Excerpt provided:
* Start *

Further notes taken from the spreadsheet:

1 This average is based on the actual number of death registrations recorded for each corresponding week over the previous five years. Moveable public holidays, when register offices are closed, affect the number of registrations made in the published weeks and in the corresponding weeks in previous years.

2 Counts of deaths by underlying cause exclude deaths at age under 28 days.

3 Coding of deaths by underlying cause for the latest week is not yet complete.

4 Does not include deaths where age is either missing or not yet fully coded. For this reason counts of ‘Persons’, ‘Males’ and ‘Females’ may not sum to ‘Total Deaths, all ages’.

5 Does not include deaths of those resident outside England and Wales or those records where the place of residence is either missing or not yet fully coded. For this reason counts for “Deaths by Region of usual residence” may not sum to “Total deaths, all ages”.

Later confirmation of deaths

Aggregate numbers of deaths are later confirmed and released in by ONS monthly. Numbers are released at a lower geographical level to the weekly data.

Preparation of data

In order to prepare this data for analysis the worksheet for weekly figures was extracted and the data was moved to long form and merged together over the available years. This was extracted in April 2020 when full previous years’ data was available.

The dataset contains:

  • category_1: character, containing the names of the groups for counts, e.g. “Total deaths”, “all ages”.

* End *

Records for processing:
* Start *

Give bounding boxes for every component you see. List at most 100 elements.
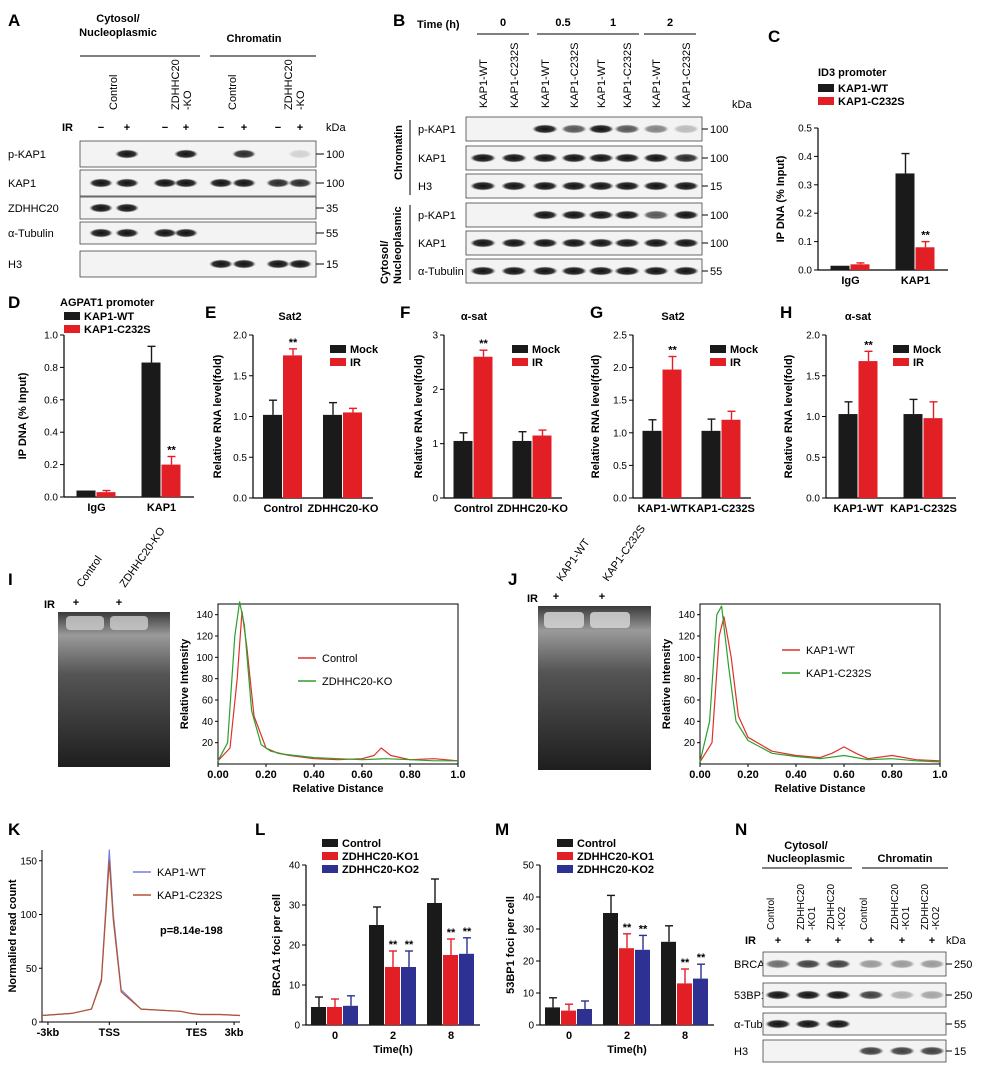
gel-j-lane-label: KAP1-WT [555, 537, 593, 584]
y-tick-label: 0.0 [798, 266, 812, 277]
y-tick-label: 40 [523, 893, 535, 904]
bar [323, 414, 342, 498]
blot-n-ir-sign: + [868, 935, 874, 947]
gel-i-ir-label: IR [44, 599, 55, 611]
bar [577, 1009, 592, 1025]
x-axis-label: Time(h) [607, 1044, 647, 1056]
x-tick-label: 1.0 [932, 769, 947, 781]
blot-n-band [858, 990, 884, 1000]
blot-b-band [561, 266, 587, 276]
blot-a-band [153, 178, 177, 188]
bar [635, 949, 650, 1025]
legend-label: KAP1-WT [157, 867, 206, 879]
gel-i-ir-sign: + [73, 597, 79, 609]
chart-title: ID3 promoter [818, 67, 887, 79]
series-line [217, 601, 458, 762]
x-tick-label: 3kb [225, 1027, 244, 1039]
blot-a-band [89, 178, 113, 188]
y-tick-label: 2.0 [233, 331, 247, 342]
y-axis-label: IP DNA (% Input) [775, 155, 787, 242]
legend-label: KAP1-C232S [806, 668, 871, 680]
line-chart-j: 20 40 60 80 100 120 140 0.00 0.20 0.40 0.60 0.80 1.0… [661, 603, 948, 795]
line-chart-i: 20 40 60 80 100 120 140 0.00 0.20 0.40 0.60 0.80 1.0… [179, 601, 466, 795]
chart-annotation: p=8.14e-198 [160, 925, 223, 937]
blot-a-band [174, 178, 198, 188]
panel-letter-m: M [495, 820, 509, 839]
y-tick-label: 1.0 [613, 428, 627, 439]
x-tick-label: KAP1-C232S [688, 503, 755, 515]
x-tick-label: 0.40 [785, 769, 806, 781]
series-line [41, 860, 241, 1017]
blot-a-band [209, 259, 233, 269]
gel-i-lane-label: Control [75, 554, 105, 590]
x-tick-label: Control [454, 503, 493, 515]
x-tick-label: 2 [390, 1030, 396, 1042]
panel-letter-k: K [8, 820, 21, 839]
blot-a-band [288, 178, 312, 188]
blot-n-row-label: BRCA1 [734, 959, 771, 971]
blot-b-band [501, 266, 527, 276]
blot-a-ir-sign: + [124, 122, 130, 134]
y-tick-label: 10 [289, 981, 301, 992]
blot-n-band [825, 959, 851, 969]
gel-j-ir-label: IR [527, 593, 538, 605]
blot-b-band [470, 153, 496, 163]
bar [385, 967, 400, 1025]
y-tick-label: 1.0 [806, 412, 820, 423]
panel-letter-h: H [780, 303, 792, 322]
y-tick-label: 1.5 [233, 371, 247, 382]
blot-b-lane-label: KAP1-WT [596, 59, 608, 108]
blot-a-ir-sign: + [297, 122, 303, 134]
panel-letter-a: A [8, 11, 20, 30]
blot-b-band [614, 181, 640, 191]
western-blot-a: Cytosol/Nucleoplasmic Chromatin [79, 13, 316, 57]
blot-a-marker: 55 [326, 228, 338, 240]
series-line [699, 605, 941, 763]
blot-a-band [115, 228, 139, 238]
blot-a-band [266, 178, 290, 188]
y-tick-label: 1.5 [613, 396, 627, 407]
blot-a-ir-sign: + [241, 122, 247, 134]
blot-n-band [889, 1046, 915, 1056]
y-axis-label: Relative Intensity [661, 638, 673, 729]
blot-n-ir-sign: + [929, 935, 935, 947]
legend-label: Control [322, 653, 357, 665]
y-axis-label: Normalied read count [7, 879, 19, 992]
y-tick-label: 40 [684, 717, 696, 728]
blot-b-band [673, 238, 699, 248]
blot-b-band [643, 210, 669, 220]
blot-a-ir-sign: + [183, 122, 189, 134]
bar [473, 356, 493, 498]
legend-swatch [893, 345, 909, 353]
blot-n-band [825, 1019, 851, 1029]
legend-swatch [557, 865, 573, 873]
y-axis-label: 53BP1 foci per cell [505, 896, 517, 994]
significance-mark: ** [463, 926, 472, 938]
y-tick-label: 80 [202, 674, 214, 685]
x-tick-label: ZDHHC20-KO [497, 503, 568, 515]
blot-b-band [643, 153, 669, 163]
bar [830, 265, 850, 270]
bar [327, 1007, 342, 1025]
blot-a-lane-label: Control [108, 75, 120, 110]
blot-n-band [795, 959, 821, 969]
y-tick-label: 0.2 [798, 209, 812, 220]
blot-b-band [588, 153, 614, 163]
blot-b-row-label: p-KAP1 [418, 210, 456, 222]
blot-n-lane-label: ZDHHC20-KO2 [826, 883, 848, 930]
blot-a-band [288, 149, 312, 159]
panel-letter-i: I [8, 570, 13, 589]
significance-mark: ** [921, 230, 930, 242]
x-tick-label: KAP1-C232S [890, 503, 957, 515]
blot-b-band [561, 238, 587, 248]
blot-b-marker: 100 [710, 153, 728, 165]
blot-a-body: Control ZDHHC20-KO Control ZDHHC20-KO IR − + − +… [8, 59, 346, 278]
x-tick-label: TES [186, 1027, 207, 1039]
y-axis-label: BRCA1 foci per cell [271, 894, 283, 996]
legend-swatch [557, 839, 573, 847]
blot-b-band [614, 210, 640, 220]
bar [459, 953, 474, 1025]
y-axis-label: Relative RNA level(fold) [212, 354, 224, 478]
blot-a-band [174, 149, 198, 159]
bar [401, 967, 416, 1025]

* End *

Tasks for this exercise:
**1)** Copy out the notes on weekly death registrations word for word, from start to finish.
**2)** In the rows, take the lines starting with the line with "gel-j-lane-label: KAP1-WT [555, 537, 593, 584]" and going on through the line with "bar [635, 949, 650, 1025]", and swap "y-tick-label" for "y-axis-tick" while keeping everything else the same. Give back only those lines.

The answers:
**1)**
Further notes taken from the spreadsheet:

1 This average is based on the actual number of death registrations recorded for each corresponding week over the previous five years. Moveable public holidays, when register offices are closed, affect the number of registrations made in the published weeks and in the corresponding weeks in previous years.

2 Counts of deaths by underlying cause exclude deaths at age under 28 days.

3 Coding of deaths by underlying cause for the latest week is not yet complete.

4 Does not include deaths where age is either missing or not yet fully coded. For this reason counts of ‘Persons’, ‘Males’ and ‘Females’ may not sum to ‘Total Deaths, all ages’.

5 Does not include deaths of those resident outside England and Wales or those records where the place of residence is either missing or not yet fully coded. For this reason counts for “Deaths by Region of usual residence” may not sum to “Total deaths, all ages”.

Later confirmation of deaths

Aggregate numbers of deaths are later confirmed and released in by ONS monthly. Numbers are released at a lower geographical level to the weekly data.

Preparation of data

In order to prepare this data for analysis the worksheet for weekly figures was extracted and the data was moved to long form and merged together over the available years. This was extracted in April 2020 when full previous years’ data was available.

The dataset contains:

  • category_1: character, containing the names of the groups for counts, e.g. “Total deaths”, “all ages”.

**2)**
gel-j-lane-label: KAP1-WT [555, 537, 593, 584]
y-axis-tick: 0.0 [798, 266, 812, 277]
y-axis-tick: 40 [523, 893, 535, 904]
bar [323, 414, 342, 498]
blot-n-ir-sign: + [868, 935, 874, 947]
gel-i-ir-label: IR [44, 599, 55, 611]
bar [577, 1009, 592, 1025]
x-axis-label: Time(h) [607, 1044, 647, 1056]
x-tick-label: 1.0 [932, 769, 947, 781]
blot-n-band [858, 990, 884, 1000]
blot-b-band [561, 266, 587, 276]
blot-a-band [153, 178, 177, 188]
bar [635, 949, 650, 1025]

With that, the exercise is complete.